Written instruction: Copy every line of the records below that holds the word "Arrendamientos".

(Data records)
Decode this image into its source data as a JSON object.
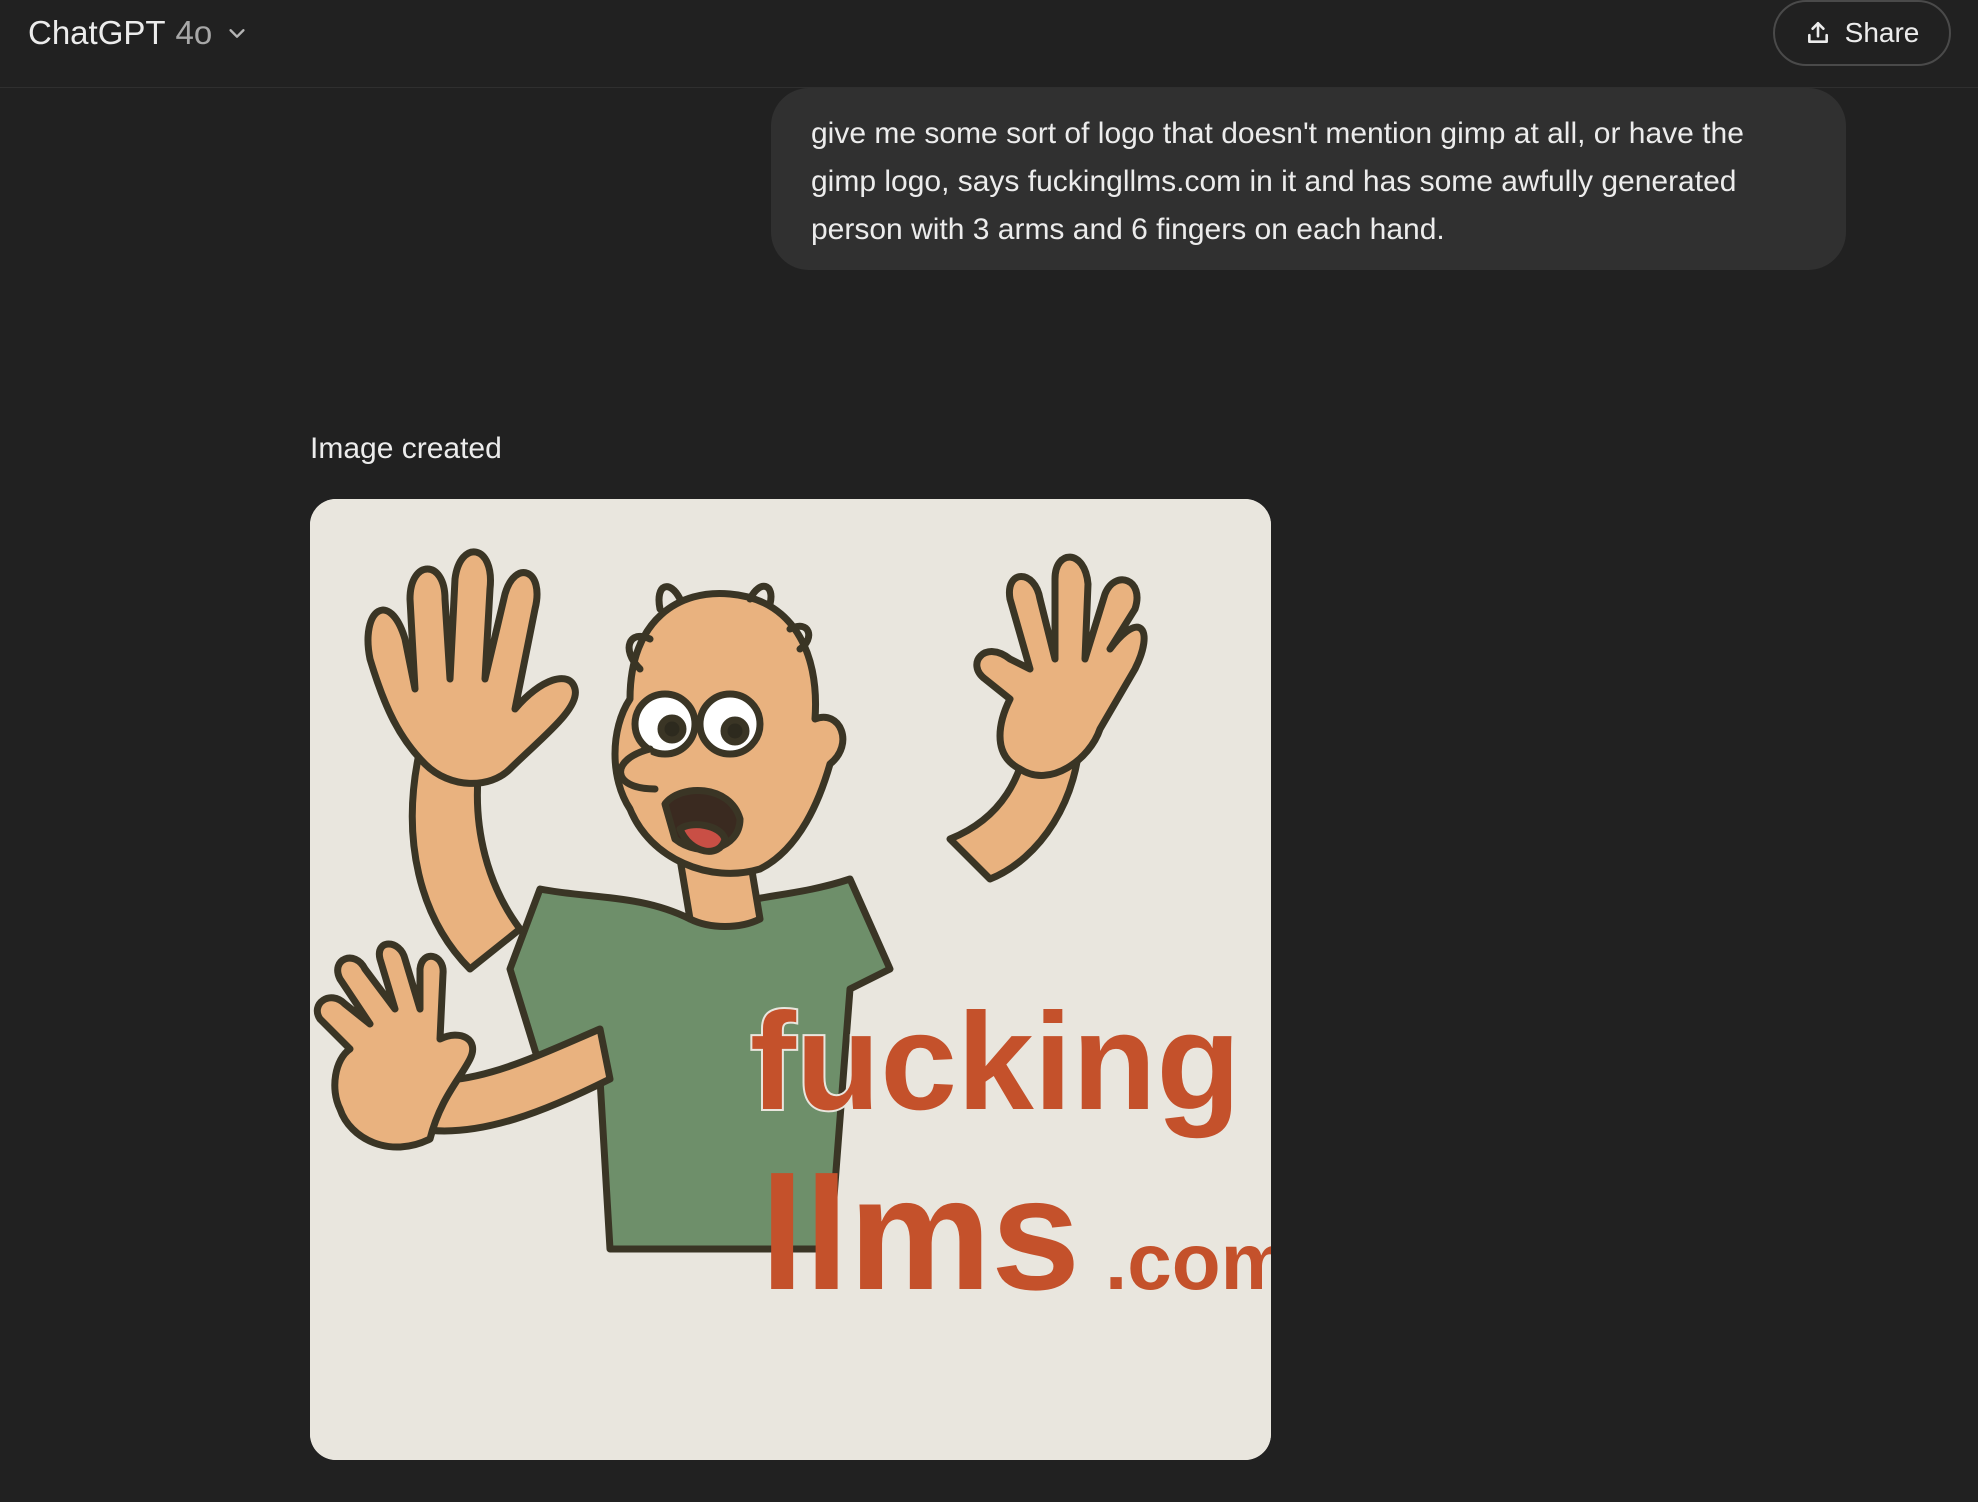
{
  "header": {
    "app_name": "ChatGPT",
    "model_version": "4o",
    "share_label": "Share",
    "icons": [
      "chevron-down-icon",
      "share-upload-icon"
    ]
  },
  "conversation": {
    "user_message": "give me some sort of logo that doesn't mention gimp at all, or have the gimp logo, says fuckingllms.com in it and has some awfully generated person with 3 arms and 6 fingers on each hand.",
    "assistant": {
      "caption": "Image created",
      "image_text": {
        "line1": "fucking",
        "line2": "llms",
        "line2_suffix": ".com"
      }
    }
  },
  "colors": {
    "background": "#212121",
    "bubble": "#303030",
    "logo_text": "#c4512b",
    "shirt": "#6e8f6a",
    "skin": "#e9b27f",
    "image_bg": "#e9e6de"
  }
}
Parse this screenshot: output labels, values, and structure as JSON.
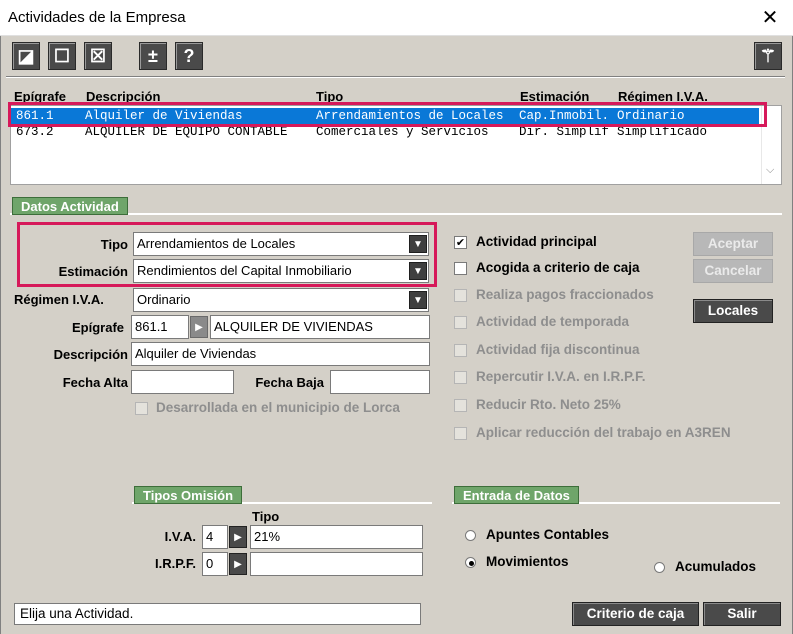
{
  "window": {
    "title": "Actividades de la Empresa",
    "close_glyph": "✕"
  },
  "toolbar": {
    "buttons": [
      {
        "glyph": "◪",
        "icon": "half-square-icon"
      },
      {
        "glyph": "☐",
        "icon": "square-icon"
      },
      {
        "glyph": "☒",
        "icon": "box-x-icon"
      },
      {
        "glyph": "±",
        "icon": "plus-minus-icon"
      },
      {
        "glyph": "?",
        "icon": "help-icon"
      }
    ],
    "wand_glyph": "⚚"
  },
  "list": {
    "columns": [
      "Epígrafe",
      "Descripción",
      "Tipo",
      "Estimación",
      "Régimen I.V.A."
    ],
    "rows": [
      [
        "861.1",
        "Alquiler de Viviendas",
        "Arrendamientos de Locales",
        "Cap.Inmobil.",
        "Ordinario"
      ],
      [
        "673.2",
        "ALQUILER DE EQUIPO CONTABLE",
        "Comerciales y Servicios",
        "Dir. Simplif",
        "Simplificado"
      ]
    ]
  },
  "datos": {
    "group_title": "Datos Actividad",
    "tipo_label": "Tipo",
    "tipo_value": "Arrendamientos de Locales",
    "estimacion_label": "Estimación",
    "estimacion_value": "Rendimientos del Capital Inmobiliario",
    "regimen_label": "Régimen I.V.A.",
    "regimen_value": "Ordinario",
    "epigrafe_label": "Epígrafe",
    "epigrafe_code": "861.1",
    "epigrafe_desc": "ALQUILER DE VIVIENDAS",
    "descripcion_label": "Descripción",
    "descripcion_value": "Alquiler de Viviendas",
    "fecha_alta_label": "Fecha Alta",
    "fecha_alta_value": "",
    "fecha_baja_label": "Fecha Baja",
    "fecha_baja_value": "",
    "lorca_label": "Desarrollada en el municipio de Lorca"
  },
  "checks": [
    {
      "label": "Actividad principal",
      "checked": true,
      "disabled": false
    },
    {
      "label": "Acogida a criterio de caja",
      "checked": false,
      "disabled": false
    },
    {
      "label": "Realiza pagos fraccionados",
      "checked": false,
      "disabled": true
    },
    {
      "label": "Actividad de temporada",
      "checked": false,
      "disabled": true
    },
    {
      "label": "Actividad fija discontinua",
      "checked": false,
      "disabled": true
    },
    {
      "label": "Repercutir I.V.A. en I.R.P.F.",
      "checked": false,
      "disabled": true
    },
    {
      "label": "Reducir Rto. Neto 25%",
      "checked": false,
      "disabled": true
    },
    {
      "label": "Aplicar reducción del trabajo en A3REN",
      "checked": false,
      "disabled": true
    }
  ],
  "buttons": {
    "aceptar": "Aceptar",
    "cancelar": "Cancelar",
    "locales": "Locales",
    "criterio": "Criterio de caja",
    "salir": "Salir"
  },
  "omision": {
    "title": "Tipos Omisión",
    "tipo_header": "Tipo",
    "iva_label": "I.V.A.",
    "iva_code": "4",
    "iva_tipo": "21%",
    "irpf_label": "I.R.P.F.",
    "irpf_code": "0",
    "irpf_tipo": ""
  },
  "entrada": {
    "title": "Entrada de Datos",
    "options": [
      "Apuntes Contables",
      "Movimientos",
      "Acumulados"
    ],
    "selected": "Movimientos"
  },
  "status": {
    "text": "Elija una Actividad."
  },
  "colors": {
    "selection": "#0a78d7",
    "highlight_border": "#d6195a",
    "group_tab": "#6fa56a",
    "dialog_bg": "#d4d0c8"
  }
}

Expected output:
        "Arrendamientos de Locales",
    "tipo_value": "Arrendamientos de Locales",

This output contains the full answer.